_Set problem:_
Everything in the listing except the pictures should be written out exactly.
* Begin *
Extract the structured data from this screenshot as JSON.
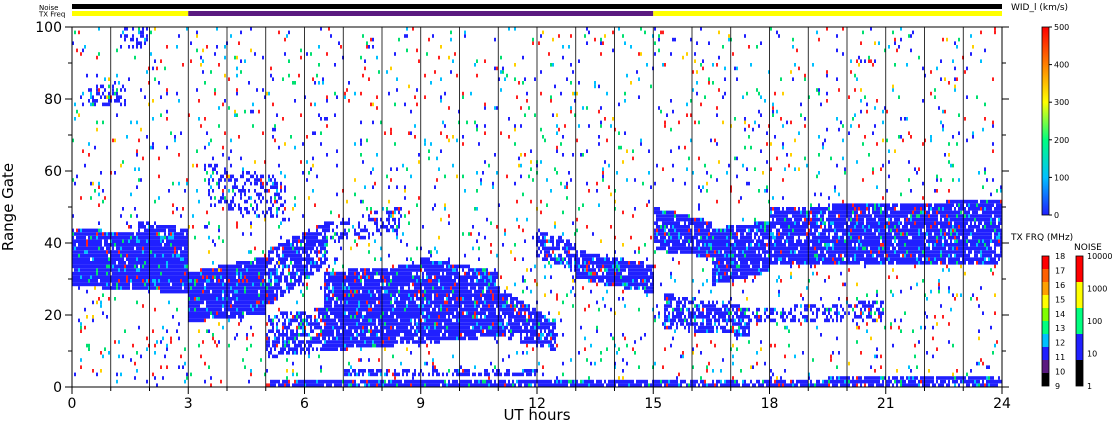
{
  "chart_data": {
    "type": "heatmap",
    "xlabel": "UT hours",
    "ylabel": "Range Gate",
    "xlim": [
      0,
      24
    ],
    "ylim": [
      0,
      100
    ],
    "x_ticks": [
      "0",
      "3",
      "6",
      "9",
      "12",
      "15",
      "18",
      "21",
      "24"
    ],
    "y_ticks": [
      "0",
      "20",
      "40",
      "60",
      "80",
      "100"
    ],
    "top_strips": {
      "noise_label": "Noise",
      "txfreq_label": "TX Freq",
      "txfreq_segments": [
        {
          "start": 0,
          "end": 3,
          "color": "#ffff00"
        },
        {
          "start": 3,
          "end": 15,
          "color": "#5a1a80"
        },
        {
          "start": 15,
          "end": 24,
          "color": "#ffff00"
        }
      ]
    },
    "colorbar_main": {
      "title": "WID_l (km/s)",
      "min": 0,
      "max": 500,
      "ticks": [
        "0",
        "100",
        "200",
        "300",
        "400",
        "500"
      ],
      "stops": [
        "#2020ff",
        "#00c0ff",
        "#00ff80",
        "#ffff00",
        "#ff8000",
        "#ff0000"
      ]
    },
    "colorbar_txfreq": {
      "title": "TX FRQ (MHz)",
      "ticks": [
        "9",
        "10",
        "11",
        "12",
        "13",
        "14",
        "15",
        "16",
        "17",
        "18"
      ],
      "colors": [
        "#000000",
        "#5a1a80",
        "#2020ff",
        "#00c0ff",
        "#00ff80",
        "#80ff00",
        "#ffff00",
        "#ffa000",
        "#ff6000",
        "#ff0000"
      ]
    },
    "colorbar_noise": {
      "title": "NOISE",
      "ticks": [
        "1",
        "10",
        "100",
        "1000",
        "10000"
      ],
      "colors": [
        "#000000",
        "#2020ff",
        "#00ff80",
        "#ffff00",
        "#ff0000"
      ]
    },
    "bands": [
      {
        "x": [
          0,
          3
        ],
        "y": [
          [
            28,
            44
          ],
          [
            26,
            42
          ]
        ],
        "density": 0.95
      },
      {
        "x": [
          1.7,
          3
        ],
        "y": [
          [
            30,
            46
          ],
          [
            28,
            44
          ]
        ],
        "density": 0.85
      },
      {
        "x": [
          3,
          5
        ],
        "y": [
          [
            18,
            32
          ],
          [
            20,
            36
          ]
        ],
        "density": 0.95
      },
      {
        "x": [
          5,
          6.6
        ],
        "y": [
          [
            22,
            38
          ],
          [
            34,
            46
          ]
        ],
        "density": 0.75
      },
      {
        "x": [
          6.6,
          8.5
        ],
        "y": [
          [
            40,
            46
          ],
          [
            42,
            50
          ]
        ],
        "density": 0.35
      },
      {
        "x": [
          5,
          6.5
        ],
        "y": [
          [
            8,
            20
          ],
          [
            10,
            22
          ]
        ],
        "density": 0.6
      },
      {
        "x": [
          6.5,
          9
        ],
        "y": [
          [
            10,
            32
          ],
          [
            12,
            34
          ]
        ],
        "density": 0.9
      },
      {
        "x": [
          9,
          11
        ],
        "y": [
          [
            12,
            36
          ],
          [
            14,
            32
          ]
        ],
        "density": 0.9
      },
      {
        "x": [
          11,
          12.5
        ],
        "y": [
          [
            14,
            28
          ],
          [
            10,
            18
          ]
        ],
        "density": 0.8
      },
      {
        "x": [
          12,
          13
        ],
        "y": [
          [
            36,
            44
          ],
          [
            32,
            40
          ]
        ],
        "density": 0.7
      },
      {
        "x": [
          13,
          15
        ],
        "y": [
          [
            30,
            38
          ],
          [
            26,
            34
          ]
        ],
        "density": 0.9
      },
      {
        "x": [
          15,
          16.5
        ],
        "y": [
          [
            38,
            50
          ],
          [
            36,
            46
          ]
        ],
        "density": 0.9
      },
      {
        "x": [
          16.5,
          18
        ],
        "y": [
          [
            28,
            44
          ],
          [
            32,
            46
          ]
        ],
        "density": 0.9
      },
      {
        "x": [
          18,
          24
        ],
        "y": [
          [
            34,
            50
          ],
          [
            34,
            52
          ]
        ],
        "density": 0.9
      },
      {
        "x": [
          15.3,
          17.5
        ],
        "y": [
          [
            16,
            26
          ],
          [
            14,
            22
          ]
        ],
        "density": 0.7
      },
      {
        "x": [
          17.5,
          21
        ],
        "y": [
          [
            18,
            22
          ],
          [
            18,
            24
          ]
        ],
        "density": 0.45
      },
      {
        "x": [
          5,
          15
        ],
        "y": [
          [
            0,
            2
          ],
          [
            0,
            2
          ]
        ],
        "density": 0.85
      },
      {
        "x": [
          15,
          24
        ],
        "y": [
          [
            0,
            2
          ],
          [
            0,
            3
          ]
        ],
        "density": 0.8
      },
      {
        "x": [
          7,
          12
        ],
        "y": [
          [
            3,
            5
          ],
          [
            3,
            5
          ]
        ],
        "density": 0.55
      },
      {
        "x": [
          3.5,
          5.5
        ],
        "y": [
          [
            50,
            62
          ],
          [
            46,
            58
          ]
        ],
        "density": 0.35
      },
      {
        "x": [
          0.4,
          1.4
        ],
        "y": [
          [
            78,
            84
          ],
          [
            78,
            84
          ]
        ],
        "density": 0.35
      },
      {
        "x": [
          1.2,
          2
        ],
        "y": [
          [
            94,
            100
          ],
          [
            94,
            100
          ]
        ],
        "density": 0.3
      }
    ],
    "background_scatter_fraction": 0.045
  }
}
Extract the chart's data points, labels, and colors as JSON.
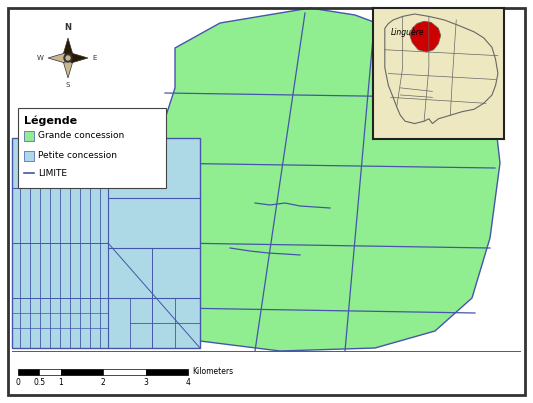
{
  "bg_color": "#ffffff",
  "border_color": "#000000",
  "grande_concession_color": "#90EE90",
  "petite_concession_color": "#ADD8E6",
  "line_color": "#4455aa",
  "inset_bg": "#EEE8C0",
  "inset_region_bg": "#E8E0B0",
  "inset_red": "#CC0000",
  "inset_border": "#666666",
  "legend_title": "Légende",
  "legend_items": [
    "Grande concession",
    "Petite concession",
    "LIMITE"
  ],
  "scale_label": "Kilometers",
  "scale_ticks": [
    0,
    0.5,
    1,
    2,
    3,
    4
  ],
  "inset_label": "Linguère"
}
* End *
_The answer:_
Extract the structured data from this screenshot as JSON.
{
  "chart_data": {
    "type": "heatmap",
    "xlabel": "UT hours",
    "ylabel": "Range Gate",
    "xlim": [
      0,
      24
    ],
    "ylim": [
      0,
      100
    ],
    "x_ticks": [
      "0",
      "3",
      "6",
      "9",
      "12",
      "15",
      "18",
      "21",
      "24"
    ],
    "y_ticks": [
      "0",
      "20",
      "40",
      "60",
      "80",
      "100"
    ],
    "top_strips": {
      "noise_label": "Noise",
      "txfreq_label": "TX Freq",
      "txfreq_segments": [
        {
          "start": 0,
          "end": 3,
          "color": "#ffff00"
        },
        {
          "start": 3,
          "end": 15,
          "color": "#5a1a80"
        },
        {
          "start": 15,
          "end": 24,
          "color": "#ffff00"
        }
      ]
    },
    "colorbar_main": {
      "title": "WID_l (km/s)",
      "min": 0,
      "max": 500,
      "ticks": [
        "0",
        "100",
        "200",
        "300",
        "400",
        "500"
      ],
      "stops": [
        "#2020ff",
        "#00c0ff",
        "#00ff80",
        "#ffff00",
        "#ff8000",
        "#ff0000"
      ]
    },
    "colorbar_txfreq": {
      "title": "TX FRQ (MHz)",
      "ticks": [
        "9",
        "10",
        "11",
        "12",
        "13",
        "14",
        "15",
        "16",
        "17",
        "18"
      ],
      "colors": [
        "#000000",
        "#5a1a80",
        "#2020ff",
        "#00c0ff",
        "#00ff80",
        "#80ff00",
        "#ffff00",
        "#ffa000",
        "#ff6000",
        "#ff0000"
      ]
    },
    "colorbar_noise": {
      "title": "NOISE",
      "ticks": [
        "1",
        "10",
        "100",
        "1000",
        "10000"
      ],
      "colors": [
        "#000000",
        "#2020ff",
        "#00ff80",
        "#ffff00",
        "#ff0000"
      ]
    },
    "bands": [
      {
        "x": [
          0,
          3
        ],
        "y": [
          [
            28,
            44
          ],
          [
            26,
            42
          ]
        ],
        "density": 0.95
      },
      {
        "x": [
          1.7,
          3
        ],
        "y": [
          [
            30,
            46
          ],
          [
            28,
            44
          ]
        ],
        "density": 0.85
      },
      {
        "x": [
          3,
          5
        ],
        "y": [
          [
            18,
            32
          ],
          [
            20,
            36
          ]
        ],
        "density": 0.95
      },
      {
        "x": [
          5,
          6.6
        ],
        "y": [
          [
            22,
            38
          ],
          [
            34,
            46
          ]
        ],
        "density": 0.75
      },
      {
        "x": [
          6.6,
          8.5
        ],
        "y": [
          [
            40,
            46
          ],
          [
            42,
            50
          ]
        ],
        "density": 0.35
      },
      {
        "x": [
          5,
          6.5
        ],
        "y": [
          [
            8,
            20
          ],
          [
            10,
            22
          ]
        ],
        "density": 0.6
      },
      {
        "x": [
          6.5,
          9
        ],
        "y": [
          [
            10,
            32
          ],
          [
            12,
            34
          ]
        ],
        "density": 0.9
      },
      {
        "x": [
          9,
          11
        ],
        "y": [
          [
            12,
            36
          ],
          [
            14,
            32
          ]
        ],
        "density": 0.9
      },
      {
        "x": [
          11,
          12.5
        ],
        "y": [
          [
            14,
            28
          ],
          [
            10,
            18
          ]
        ],
        "density": 0.8
      },
      {
        "x": [
          12,
          13
        ],
        "y": [
          [
            36,
            44
          ],
          [
            32,
            40
          ]
        ],
        "density": 0.7
      },
      {
        "x": [
          13,
          15
        ],
        "y": [
          [
            30,
            38
          ],
          [
            26,
            34
          ]
        ],
        "density": 0.9
      },
      {
        "x": [
          15,
          16.5
        ],
        "y": [
          [
            38,
            50
          ],
          [
            36,
            46
          ]
        ],
        "density": 0.9
      },
      {
        "x": [
          16.5,
          18
        ],
        "y": [
          [
            28,
            44
          ],
          [
            32,
            46
          ]
        ],
        "density": 0.9
      },
      {
        "x": [
          18,
          24
        ],
        "y": [
          [
            34,
            50
          ],
          [
            34,
            52
          ]
        ],
        "density": 0.9
      },
      {
        "x": [
          15.3,
          17.5
        ],
        "y": [
          [
            16,
            26
          ],
          [
            14,
            22
          ]
        ],
        "density": 0.7
      },
      {
        "x": [
          17.5,
          21
        ],
        "y": [
          [
            18,
            22
          ],
          [
            18,
            24
          ]
        ],
        "density": 0.45
      },
      {
        "x": [
          5,
          15
        ],
        "y": [
          [
            0,
            2
          ],
          [
            0,
            2
          ]
        ],
        "density": 0.85
      },
      {
        "x": [
          15,
          24
        ],
        "y": [
          [
            0,
            2
          ],
          [
            0,
            3
          ]
        ],
        "density": 0.8
      },
      {
        "x": [
          7,
          12
        ],
        "y": [
          [
            3,
            5
          ],
          [
            3,
            5
          ]
        ],
        "density": 0.55
      },
      {
        "x": [
          3.5,
          5.5
        ],
        "y": [
          [
            50,
            62
          ],
          [
            46,
            58
          ]
        ],
        "density": 0.35
      },
      {
        "x": [
          0.4,
          1.4
        ],
        "y": [
          [
            78,
            84
          ],
          [
            78,
            84
          ]
        ],
        "density": 0.35
      },
      {
        "x": [
          1.2,
          2
        ],
        "y": [
          [
            94,
            100
          ],
          [
            94,
            100
          ]
        ],
        "density": 0.3
      }
    ],
    "background_scatter_fraction": 0.045
  }
}
Extract the chart's data points, labels, and colors as JSON.
{
  "bg_color": "#ffffff",
  "border_color": "#000000",
  "grande_concession_color": "#90EE90",
  "petite_concession_color": "#ADD8E6",
  "line_color": "#4455aa",
  "inset_bg": "#EEE8C0",
  "inset_region_bg": "#E8E0B0",
  "inset_red": "#CC0000",
  "inset_border": "#666666",
  "legend_title": "Légende",
  "legend_items": [
    "Grande concession",
    "Petite concession",
    "LIMITE"
  ],
  "scale_label": "Kilometers",
  "scale_ticks": [
    0,
    0.5,
    1,
    2,
    3,
    4
  ],
  "inset_label": "Linguère"
}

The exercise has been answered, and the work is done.